Directions for this task
All lines in which the word "ناصر" occurs are to be extracted.

Source records

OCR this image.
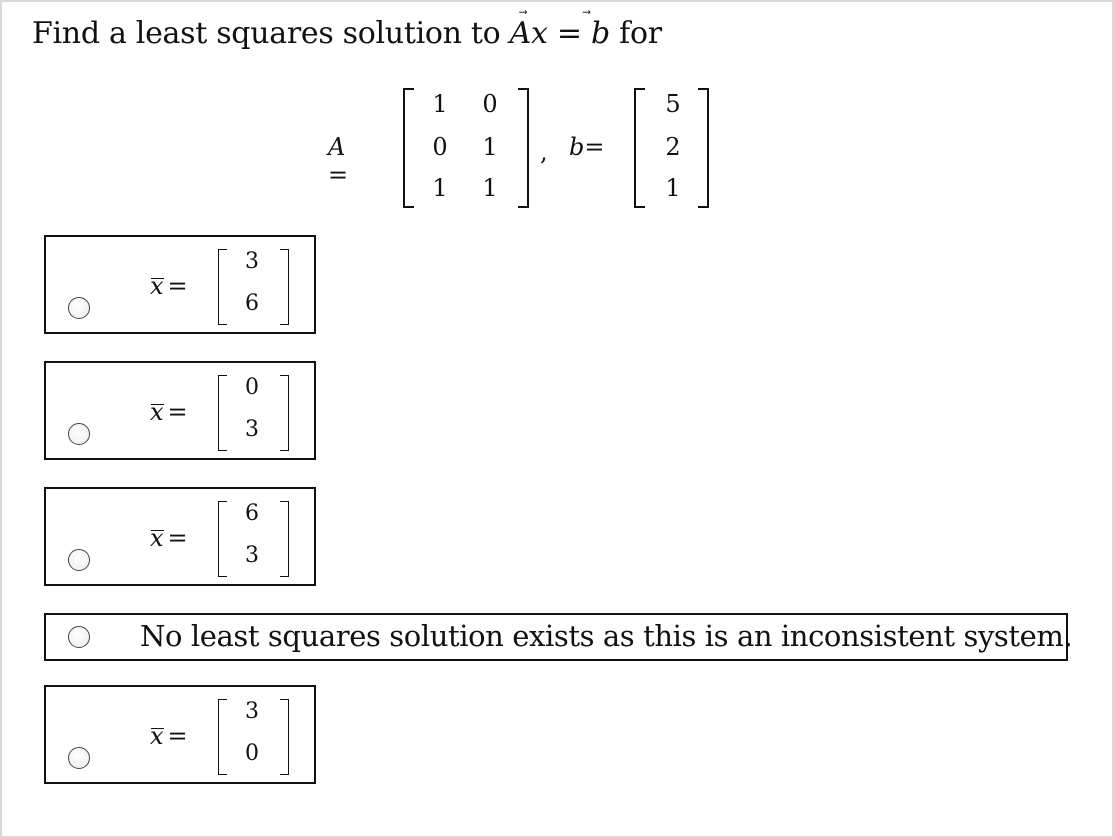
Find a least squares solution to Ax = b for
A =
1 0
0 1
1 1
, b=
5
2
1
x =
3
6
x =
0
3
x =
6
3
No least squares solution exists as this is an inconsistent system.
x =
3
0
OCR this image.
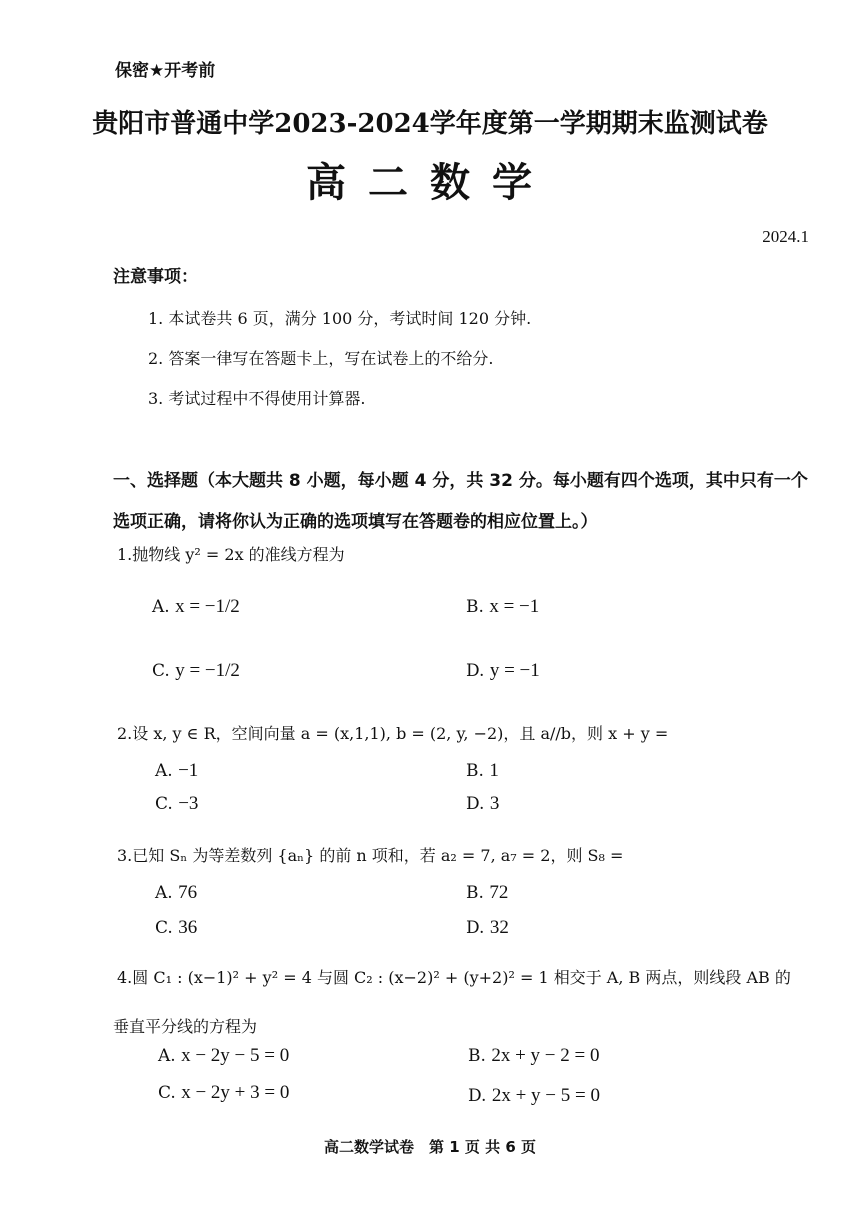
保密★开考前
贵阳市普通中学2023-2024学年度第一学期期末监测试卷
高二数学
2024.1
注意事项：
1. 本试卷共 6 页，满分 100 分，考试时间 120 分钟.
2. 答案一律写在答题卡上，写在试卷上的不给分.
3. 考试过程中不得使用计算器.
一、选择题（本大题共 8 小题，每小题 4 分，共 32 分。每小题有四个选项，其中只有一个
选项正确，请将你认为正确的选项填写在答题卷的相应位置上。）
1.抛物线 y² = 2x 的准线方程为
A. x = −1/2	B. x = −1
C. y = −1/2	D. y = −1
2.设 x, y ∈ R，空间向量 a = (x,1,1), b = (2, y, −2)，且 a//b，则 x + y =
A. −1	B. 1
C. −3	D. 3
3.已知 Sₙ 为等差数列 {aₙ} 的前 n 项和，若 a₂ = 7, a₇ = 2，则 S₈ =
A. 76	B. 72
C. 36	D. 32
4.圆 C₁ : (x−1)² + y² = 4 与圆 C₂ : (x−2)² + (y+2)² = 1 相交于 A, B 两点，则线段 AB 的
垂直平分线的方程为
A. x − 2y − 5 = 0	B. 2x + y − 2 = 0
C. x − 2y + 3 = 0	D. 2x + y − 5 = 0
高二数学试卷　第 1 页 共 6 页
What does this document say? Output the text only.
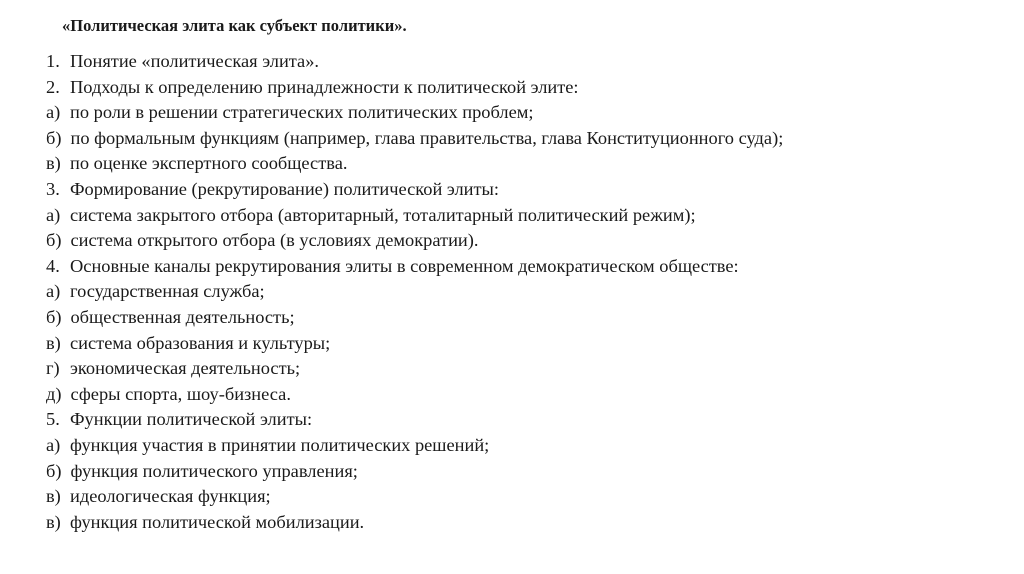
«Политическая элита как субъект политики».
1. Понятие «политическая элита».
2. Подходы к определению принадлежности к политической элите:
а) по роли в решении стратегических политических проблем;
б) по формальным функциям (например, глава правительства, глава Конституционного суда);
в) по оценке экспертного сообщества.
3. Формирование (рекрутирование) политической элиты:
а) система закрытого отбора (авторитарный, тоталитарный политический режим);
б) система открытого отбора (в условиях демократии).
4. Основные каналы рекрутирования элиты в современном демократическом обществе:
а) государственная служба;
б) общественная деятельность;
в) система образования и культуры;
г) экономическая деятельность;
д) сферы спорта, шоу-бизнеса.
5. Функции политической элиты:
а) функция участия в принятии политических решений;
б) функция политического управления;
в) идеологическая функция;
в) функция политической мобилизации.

---

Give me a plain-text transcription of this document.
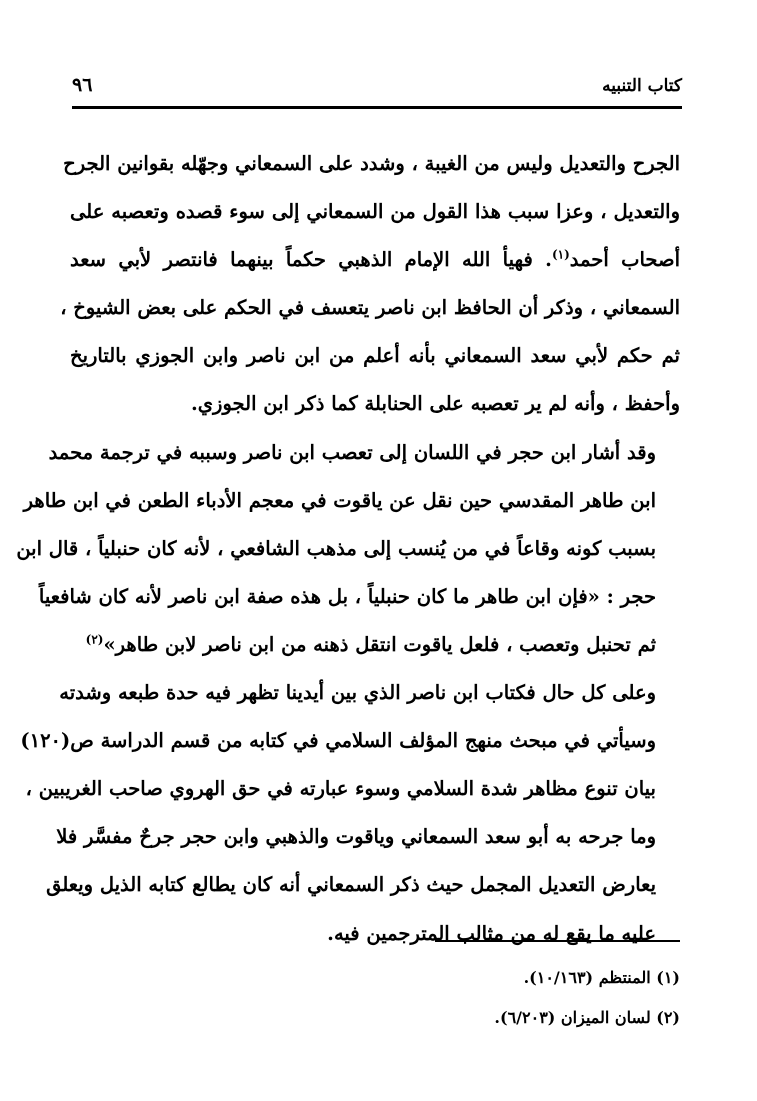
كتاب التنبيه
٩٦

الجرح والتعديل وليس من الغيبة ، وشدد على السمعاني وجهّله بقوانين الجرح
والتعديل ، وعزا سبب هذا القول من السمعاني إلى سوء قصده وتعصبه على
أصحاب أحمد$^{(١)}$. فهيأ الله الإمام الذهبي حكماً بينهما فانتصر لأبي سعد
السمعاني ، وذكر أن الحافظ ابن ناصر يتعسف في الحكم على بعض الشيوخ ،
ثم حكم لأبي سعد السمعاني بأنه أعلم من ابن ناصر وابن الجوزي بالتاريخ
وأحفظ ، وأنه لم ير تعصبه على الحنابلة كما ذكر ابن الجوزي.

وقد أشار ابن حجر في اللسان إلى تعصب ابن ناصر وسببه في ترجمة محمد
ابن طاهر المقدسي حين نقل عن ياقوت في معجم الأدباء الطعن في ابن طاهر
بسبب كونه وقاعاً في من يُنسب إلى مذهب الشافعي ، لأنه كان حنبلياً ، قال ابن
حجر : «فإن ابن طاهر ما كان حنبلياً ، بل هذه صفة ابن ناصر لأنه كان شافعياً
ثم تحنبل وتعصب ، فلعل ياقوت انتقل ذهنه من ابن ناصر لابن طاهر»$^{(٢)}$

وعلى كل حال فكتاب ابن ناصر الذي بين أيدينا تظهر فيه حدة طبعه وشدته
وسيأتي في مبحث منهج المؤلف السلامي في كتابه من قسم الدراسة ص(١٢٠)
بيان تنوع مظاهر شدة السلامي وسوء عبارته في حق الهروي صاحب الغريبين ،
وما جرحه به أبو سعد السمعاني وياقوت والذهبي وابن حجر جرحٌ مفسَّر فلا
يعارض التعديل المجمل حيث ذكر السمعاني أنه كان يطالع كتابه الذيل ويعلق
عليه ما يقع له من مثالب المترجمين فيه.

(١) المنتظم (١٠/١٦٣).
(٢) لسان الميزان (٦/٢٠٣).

Response for this exercise
السمعاني ، وذكر أن الحافظ ابن ناصر يتعسف في الحكم على بعض الشيوخ ،
ثم حكم لأبي سعد السمعاني بأنه أعلم من ابن ناصر وابن الجوزي بالتاريخ
وقد أشار ابن حجر في اللسان إلى تعصب ابن ناصر وسببه في ترجمة محمد
حجر : «فإن ابن طاهر ما كان حنبلياً ، بل هذه صفة ابن ناصر لأنه كان شافعياً
ثم تحنبل وتعصب ، فلعل ياقوت انتقل ذهنه من ابن ناصر لابن طاهر»$^{(٢)}$
وعلى كل حال فكتاب ابن ناصر الذي بين أيدينا تظهر فيه حدة طبعه وشدته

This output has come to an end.